Copy out each line of the data holding "avatar".

SUPPLIED ENTRIES:
Begin

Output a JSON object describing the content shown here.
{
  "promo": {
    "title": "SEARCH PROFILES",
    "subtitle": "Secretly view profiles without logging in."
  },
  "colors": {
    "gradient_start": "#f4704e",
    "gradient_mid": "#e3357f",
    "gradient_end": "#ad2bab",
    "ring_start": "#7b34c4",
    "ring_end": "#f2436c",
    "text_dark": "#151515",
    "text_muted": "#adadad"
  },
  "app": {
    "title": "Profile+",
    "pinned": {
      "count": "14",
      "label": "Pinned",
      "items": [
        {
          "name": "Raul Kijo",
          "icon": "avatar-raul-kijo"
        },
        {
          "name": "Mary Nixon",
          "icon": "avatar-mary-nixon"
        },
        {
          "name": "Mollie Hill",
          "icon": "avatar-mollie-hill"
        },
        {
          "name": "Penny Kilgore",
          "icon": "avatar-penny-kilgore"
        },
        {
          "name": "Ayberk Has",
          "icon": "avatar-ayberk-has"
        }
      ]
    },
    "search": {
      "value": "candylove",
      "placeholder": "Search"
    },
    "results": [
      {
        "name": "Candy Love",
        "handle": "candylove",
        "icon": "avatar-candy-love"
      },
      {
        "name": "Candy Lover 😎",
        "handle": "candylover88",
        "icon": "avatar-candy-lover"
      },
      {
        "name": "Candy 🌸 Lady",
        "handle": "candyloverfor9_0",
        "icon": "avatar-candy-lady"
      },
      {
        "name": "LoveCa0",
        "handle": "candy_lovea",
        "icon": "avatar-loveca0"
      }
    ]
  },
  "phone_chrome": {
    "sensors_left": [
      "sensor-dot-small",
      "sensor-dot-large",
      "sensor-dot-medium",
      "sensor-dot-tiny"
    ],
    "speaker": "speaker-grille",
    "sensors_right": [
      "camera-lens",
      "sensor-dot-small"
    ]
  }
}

End

TASK RESPONSE:
          "icon": "avatar-raul-kijo"
          "icon": "avatar-mary-nixon"
          "icon": "avatar-mollie-hill"
          "icon": "avatar-penny-kilgore"
          "icon": "avatar-ayberk-has"
        "icon": "avatar-candy-love"
        "icon": "avatar-candy-lover"
        "icon": "avatar-candy-lady"
        "icon": "avatar-loveca0"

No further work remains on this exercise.